Bart Campolo, Sohn des weltbekannten Baptisten-Pastors Tony Campolo, meint nach seiner De-Konversion vom christlichen Glauben, dass viele ‘progressive Christen’ auf dem Weg in Richtung Atheismus seien. Bart kennt diesen Weg aus eigener Erfahrung. Seine Entwicklung zeigt, wo sich der Startpunkt eines Weges befinden kann, der unaufhaltsam vom Glauben an Jesus Christus wegführt.
Kurz nach Weihnachten 2016 bringt die New York Times einen langen Artikel über Bart Campolos Abfall vom Glauben. Nach einem Unfall mit dem Fahrrad entschliesst sich Bart auf Anraten seiner Frau aufzuhören, ein ‘professioneller Christ’ zu sein. Bis dahin ist er ein erfolgreicher Pastor, Redner, Missions-Leiter. Aber durch den Unfall merkt Bart, dass er aufhören muss, nur wegen seines Berufs zum christlichen Glauben zu stehen.
Im Verlauf der Jahre haben sich Zweifel in seinen evangelikal geprägten christlichen Glauben eingeschlichen und festgesetzt. Nach dem Unfall meint seine Frau: “Ich denke du solltest aufhören, ein professioneller Christ zu sein, denn du glaubst nicht mehr an Gott, nicht an die Existenz des Himmels. Und du glaubst nicht, dass Jesus drei Tage nach seinem Tod auferstanden ist.”
So fängt Bart an, sich in seinem Umfeld als ‘post-Christ’ zu outen. Er mag es nicht, wenn man ihn einen Atheisten nennt. Trotzdem bekennt er sich dazu, nicht mehr an die Existenz Gottes zu glauben. Er verdient nun seine Brötchen als Humanistischer Kaplan. Er scheint gut anzukommen…
Der Anfangspunkt eines Weges, der unaufhaltsam vom Glauben wegführt
Nach seiner De-Konversion äussert sich Bart in einer Podcast Episode der Holy Heretics zur wachsenden Menge von Christen, die bewusst auf Distanz gehen zum konservativen und evangelikalen Christentum. Es gibt keine einheitlich verwendeten Begriffe für diese Christen. Einige nennen sich ‘progressive Christen’, andere ‘post-evangelikal’ oder auch ‘post-kritisch’.

◇ ◇ ◇ ◇

SCHRIFTLICHE AUFGABE A: Gib die Zeilen vom Anfang der Zeilen bis einschließlich der Zeile mit „toolbar-button-3[interactable]: 统计: [913, 0, 949, 19]“ wieder und ersetze dabei „swirl-dot“ durch „spiral-dot“, ohne sonst etwas zu verändern.
Der Text und die Zeilen haben inhaltlich nichts miteinander zu tun.

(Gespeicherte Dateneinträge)

◇ ◇ ◇ ◇

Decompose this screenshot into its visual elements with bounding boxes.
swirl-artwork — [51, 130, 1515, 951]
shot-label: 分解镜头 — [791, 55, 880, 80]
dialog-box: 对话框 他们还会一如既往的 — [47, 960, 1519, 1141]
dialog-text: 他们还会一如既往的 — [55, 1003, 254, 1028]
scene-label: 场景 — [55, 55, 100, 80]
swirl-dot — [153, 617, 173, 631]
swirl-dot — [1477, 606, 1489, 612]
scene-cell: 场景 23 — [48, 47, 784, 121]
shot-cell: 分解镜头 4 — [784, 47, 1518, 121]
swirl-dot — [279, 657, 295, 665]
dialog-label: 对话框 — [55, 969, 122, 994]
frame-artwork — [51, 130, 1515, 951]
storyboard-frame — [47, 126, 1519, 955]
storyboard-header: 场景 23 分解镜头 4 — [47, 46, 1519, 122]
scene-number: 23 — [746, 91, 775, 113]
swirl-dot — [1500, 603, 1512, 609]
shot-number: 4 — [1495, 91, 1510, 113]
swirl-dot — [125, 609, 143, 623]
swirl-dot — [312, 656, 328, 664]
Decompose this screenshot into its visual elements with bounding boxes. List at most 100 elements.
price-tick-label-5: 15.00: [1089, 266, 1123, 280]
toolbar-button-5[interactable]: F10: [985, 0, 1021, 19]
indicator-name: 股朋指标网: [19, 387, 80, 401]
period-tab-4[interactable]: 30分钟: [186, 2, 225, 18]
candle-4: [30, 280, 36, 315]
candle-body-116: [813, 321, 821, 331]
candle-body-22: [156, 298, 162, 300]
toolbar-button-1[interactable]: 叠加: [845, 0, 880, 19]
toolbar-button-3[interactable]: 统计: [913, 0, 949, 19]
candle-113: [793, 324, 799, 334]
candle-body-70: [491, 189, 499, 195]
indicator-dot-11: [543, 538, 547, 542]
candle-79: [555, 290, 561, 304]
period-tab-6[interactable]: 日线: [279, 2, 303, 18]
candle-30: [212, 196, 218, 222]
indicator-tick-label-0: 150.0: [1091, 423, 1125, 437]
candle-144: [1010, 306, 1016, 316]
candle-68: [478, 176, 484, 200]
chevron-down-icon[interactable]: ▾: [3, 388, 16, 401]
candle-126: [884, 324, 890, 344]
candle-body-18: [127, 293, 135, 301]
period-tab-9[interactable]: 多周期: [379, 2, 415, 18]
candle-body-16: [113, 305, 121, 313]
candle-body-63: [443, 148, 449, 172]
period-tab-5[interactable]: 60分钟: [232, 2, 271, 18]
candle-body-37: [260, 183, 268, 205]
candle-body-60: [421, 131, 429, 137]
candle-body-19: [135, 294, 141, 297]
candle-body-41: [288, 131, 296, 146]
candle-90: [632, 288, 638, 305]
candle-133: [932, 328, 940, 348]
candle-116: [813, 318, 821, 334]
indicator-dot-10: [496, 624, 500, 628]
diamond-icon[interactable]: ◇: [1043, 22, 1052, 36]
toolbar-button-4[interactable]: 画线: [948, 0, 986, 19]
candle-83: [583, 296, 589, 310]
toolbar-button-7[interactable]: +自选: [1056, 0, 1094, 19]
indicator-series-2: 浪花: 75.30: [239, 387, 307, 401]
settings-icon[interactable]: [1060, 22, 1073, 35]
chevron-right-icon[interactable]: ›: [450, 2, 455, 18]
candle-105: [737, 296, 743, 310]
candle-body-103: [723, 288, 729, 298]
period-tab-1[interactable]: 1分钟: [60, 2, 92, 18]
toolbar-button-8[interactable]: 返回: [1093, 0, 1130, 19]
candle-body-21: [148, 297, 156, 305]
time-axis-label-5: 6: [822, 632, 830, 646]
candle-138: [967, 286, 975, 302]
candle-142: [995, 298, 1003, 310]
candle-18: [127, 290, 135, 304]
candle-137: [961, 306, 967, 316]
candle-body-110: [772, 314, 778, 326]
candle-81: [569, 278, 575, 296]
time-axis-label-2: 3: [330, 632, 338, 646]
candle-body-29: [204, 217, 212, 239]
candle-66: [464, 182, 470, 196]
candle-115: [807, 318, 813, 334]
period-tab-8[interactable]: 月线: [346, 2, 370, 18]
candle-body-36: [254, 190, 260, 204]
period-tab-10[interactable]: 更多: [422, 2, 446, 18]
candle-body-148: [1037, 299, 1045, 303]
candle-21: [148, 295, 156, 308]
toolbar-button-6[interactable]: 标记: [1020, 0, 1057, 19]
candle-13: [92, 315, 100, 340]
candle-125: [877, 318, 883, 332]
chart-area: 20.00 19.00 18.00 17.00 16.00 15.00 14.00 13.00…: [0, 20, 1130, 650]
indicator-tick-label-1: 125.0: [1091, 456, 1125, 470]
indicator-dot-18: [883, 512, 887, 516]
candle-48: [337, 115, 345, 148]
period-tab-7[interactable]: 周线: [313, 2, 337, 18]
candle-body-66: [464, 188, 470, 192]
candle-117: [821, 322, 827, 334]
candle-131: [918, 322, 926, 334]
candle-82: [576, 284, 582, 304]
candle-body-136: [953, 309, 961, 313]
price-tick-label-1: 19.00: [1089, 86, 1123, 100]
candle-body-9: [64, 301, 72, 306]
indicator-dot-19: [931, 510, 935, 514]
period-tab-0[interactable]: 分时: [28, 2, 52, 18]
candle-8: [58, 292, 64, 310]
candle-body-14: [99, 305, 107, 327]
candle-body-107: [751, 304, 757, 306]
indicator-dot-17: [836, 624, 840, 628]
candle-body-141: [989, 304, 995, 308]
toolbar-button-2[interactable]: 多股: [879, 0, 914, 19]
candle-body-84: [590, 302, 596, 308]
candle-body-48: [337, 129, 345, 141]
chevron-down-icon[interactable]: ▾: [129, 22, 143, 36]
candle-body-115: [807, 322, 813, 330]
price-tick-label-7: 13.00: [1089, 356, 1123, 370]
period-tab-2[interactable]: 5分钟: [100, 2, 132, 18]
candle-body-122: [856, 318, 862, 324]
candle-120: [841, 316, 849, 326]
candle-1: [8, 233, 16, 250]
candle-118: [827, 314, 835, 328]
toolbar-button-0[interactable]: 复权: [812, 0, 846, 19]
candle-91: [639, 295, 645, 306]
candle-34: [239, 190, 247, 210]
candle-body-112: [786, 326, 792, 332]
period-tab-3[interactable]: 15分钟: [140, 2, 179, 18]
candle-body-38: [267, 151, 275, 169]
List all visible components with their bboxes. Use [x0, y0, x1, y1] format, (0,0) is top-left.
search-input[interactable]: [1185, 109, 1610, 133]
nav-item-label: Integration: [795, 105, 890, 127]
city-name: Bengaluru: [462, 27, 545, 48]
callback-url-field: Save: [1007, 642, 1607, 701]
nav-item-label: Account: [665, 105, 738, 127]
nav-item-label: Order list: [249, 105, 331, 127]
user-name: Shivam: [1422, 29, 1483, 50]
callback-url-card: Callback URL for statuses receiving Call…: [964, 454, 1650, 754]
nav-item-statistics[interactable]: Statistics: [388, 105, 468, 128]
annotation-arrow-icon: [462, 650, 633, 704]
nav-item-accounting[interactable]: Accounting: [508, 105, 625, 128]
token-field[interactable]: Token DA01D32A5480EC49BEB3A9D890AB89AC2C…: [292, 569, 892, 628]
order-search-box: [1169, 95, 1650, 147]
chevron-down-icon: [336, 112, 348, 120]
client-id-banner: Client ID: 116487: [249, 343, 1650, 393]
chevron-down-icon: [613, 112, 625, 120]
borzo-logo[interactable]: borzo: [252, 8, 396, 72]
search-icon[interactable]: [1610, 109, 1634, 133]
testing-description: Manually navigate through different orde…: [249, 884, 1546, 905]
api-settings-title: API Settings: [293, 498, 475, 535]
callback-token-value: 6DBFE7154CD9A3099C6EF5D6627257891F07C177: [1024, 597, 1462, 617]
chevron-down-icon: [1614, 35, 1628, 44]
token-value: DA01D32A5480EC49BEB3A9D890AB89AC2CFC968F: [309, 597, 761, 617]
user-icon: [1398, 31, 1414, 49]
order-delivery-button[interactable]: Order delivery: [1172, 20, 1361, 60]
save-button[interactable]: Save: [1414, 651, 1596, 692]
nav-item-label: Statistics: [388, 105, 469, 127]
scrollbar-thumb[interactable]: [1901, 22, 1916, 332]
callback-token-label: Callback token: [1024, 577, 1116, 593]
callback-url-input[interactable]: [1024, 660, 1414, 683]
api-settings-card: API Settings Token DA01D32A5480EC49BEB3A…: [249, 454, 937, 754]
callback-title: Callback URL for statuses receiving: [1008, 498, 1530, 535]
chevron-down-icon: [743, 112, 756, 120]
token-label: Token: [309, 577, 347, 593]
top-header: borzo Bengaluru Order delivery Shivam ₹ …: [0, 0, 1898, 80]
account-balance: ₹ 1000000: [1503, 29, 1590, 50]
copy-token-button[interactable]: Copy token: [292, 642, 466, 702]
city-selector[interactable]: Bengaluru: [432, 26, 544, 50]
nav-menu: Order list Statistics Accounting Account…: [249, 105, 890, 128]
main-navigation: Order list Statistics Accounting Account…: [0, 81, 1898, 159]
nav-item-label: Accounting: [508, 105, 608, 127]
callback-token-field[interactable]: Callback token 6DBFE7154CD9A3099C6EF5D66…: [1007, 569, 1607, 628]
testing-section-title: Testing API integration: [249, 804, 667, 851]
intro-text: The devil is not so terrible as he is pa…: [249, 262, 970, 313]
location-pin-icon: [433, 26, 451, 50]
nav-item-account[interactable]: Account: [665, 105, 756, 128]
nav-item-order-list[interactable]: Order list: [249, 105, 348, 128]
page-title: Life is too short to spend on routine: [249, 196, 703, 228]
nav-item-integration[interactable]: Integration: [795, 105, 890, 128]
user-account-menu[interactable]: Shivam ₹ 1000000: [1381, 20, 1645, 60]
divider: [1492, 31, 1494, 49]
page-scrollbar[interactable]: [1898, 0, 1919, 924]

◇ ◇ ◇ ◇

SCHRIFTLICHE AUFGABE B: Schreibe aus dem Text über Bart Campolo den Abschnitt von „So fängt Bart“ bis einschließlich „oder auch ‘post-kritisch’.“ genau ab.

VOLLSTÄNDIGE ANTWORT A:
Decompose this screenshot into its visual elements with bounding boxes.
swirl-artwork — [51, 130, 1515, 951]
shot-label: 分解镜头 — [791, 55, 880, 80]
dialog-box: 对话框 他们还会一如既往的 — [47, 960, 1519, 1141]
dialog-text: 他们还会一如既往的 — [55, 1003, 254, 1028]
scene-label: 场景 — [55, 55, 100, 80]
spiral-dot — [153, 617, 173, 631]
spiral-dot — [1477, 606, 1489, 612]
scene-cell: 场景 23 — [48, 47, 784, 121]
shot-cell: 分解镜头 4 — [784, 47, 1518, 121]
spiral-dot — [279, 657, 295, 665]
dialog-label: 对话框 — [55, 969, 122, 994]
frame-artwork — [51, 130, 1515, 951]
storyboard-frame — [47, 126, 1519, 955]
storyboard-header: 场景 23 分解镜头 4 — [47, 46, 1519, 122]
scene-number: 23 — [746, 91, 775, 113]
spiral-dot — [1500, 603, 1512, 609]
shot-number: 4 — [1495, 91, 1510, 113]
spiral-dot — [125, 609, 143, 623]
spiral-dot — [312, 656, 328, 664]
Decompose this screenshot into its visual elements with bounding boxes. List at most 100 elements.
price-tick-label-5: 15.00: [1089, 266, 1123, 280]
toolbar-button-5[interactable]: F10: [985, 0, 1021, 19]
indicator-name: 股朋指标网: [19, 387, 80, 401]
period-tab-4[interactable]: 30分钟: [186, 2, 225, 18]
candle-4: [30, 280, 36, 315]
candle-body-116: [813, 321, 821, 331]
candle-body-22: [156, 298, 162, 300]
toolbar-button-1[interactable]: 叠加: [845, 0, 880, 19]
toolbar-button-3[interactable]: 统计: [913, 0, 949, 19]

VOLLSTÄNDIGE ANTWORT B:
So fängt Bart an, sich in seinem Umfeld als ‘post-Christ’ zu outen. Er mag es nicht, wenn man ihn einen Atheisten nennt. Trotzdem bekennt er sich dazu, nicht mehr an die Existenz Gottes zu glauben. Er verdient nun seine Brötchen als Humanistischer Kaplan. Er scheint gut anzukommen…
Der Anfangspunkt eines Weges, der unaufhaltsam vom Glauben wegführt
Nach seiner De-Konversion äussert sich Bart in einer Podcast Episode der Holy Heretics zur wachsenden Menge von Christen, die bewusst auf Distanz gehen zum konservativen und evangelikalen Christentum. Es gibt keine einheitlich verwendeten Begriffe für diese Christen. Einige nennen sich ‘progressive Christen’, andere ‘post-evangelikal’ oder auch ‘post-kritisch’.